══ Recorded information ══

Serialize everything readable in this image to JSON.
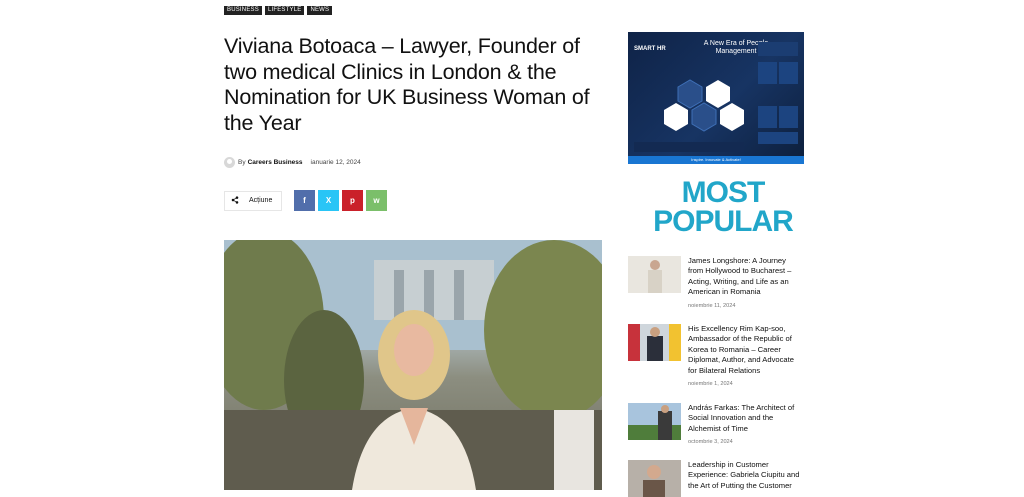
{
  "tags": [
    "BUSINESS",
    "LIFESTYLE",
    "NEWS"
  ],
  "article": {
    "title": "Viviana Botoaca – Lawyer, Founder of two medical Clinics in London & the Nomination for UK Business Woman of the Year",
    "by_label": "By",
    "author": "Careers Business",
    "date": "ianuarie 12, 2024",
    "share_label": "Acțiune",
    "social": {
      "facebook": "f",
      "x": "X",
      "pinterest": "p",
      "whatsapp": "w"
    }
  },
  "sidebar": {
    "ad": {
      "brand": "SMART HR",
      "headline": "A New Era of People Management",
      "footer": "Inspire. Innovate & Activate!"
    },
    "popular_heading": "MOST POPULAR",
    "popular": [
      {
        "title": "James Longshore: A Journey from Hollywood to Bucharest – Acting, Writing, and Life as an American in Romania",
        "date": "noiembrie 11, 2024"
      },
      {
        "title": "His Excellency Rim Kap-soo, Ambassador of the Republic of Korea to Romania – Career Diplomat, Author, and Advocate for Bilateral Relations",
        "date": "noiembrie 1, 2024"
      },
      {
        "title": "András Farkas: The Architect of Social Innovation and the Alchemist of Time",
        "date": "octombrie 3, 2024"
      },
      {
        "title": "Leadership in Customer Experience: Gabriela Ciupitu and the Art of Putting the Customer",
        "date": ""
      }
    ]
  }
}
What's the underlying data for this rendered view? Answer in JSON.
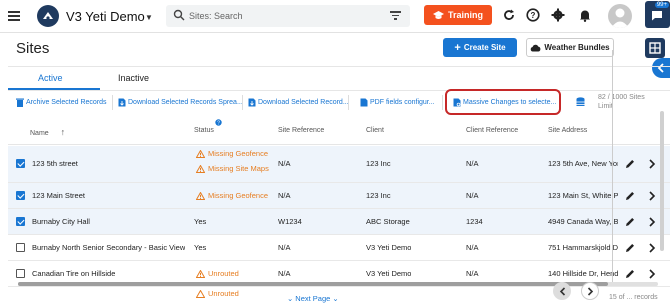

═══

What is required
Copy every line above that includes the string "JSON".

Final result
Serialize everything readable in this image to JSON.
What's the underlying data for this rendered view? Answer in JSON.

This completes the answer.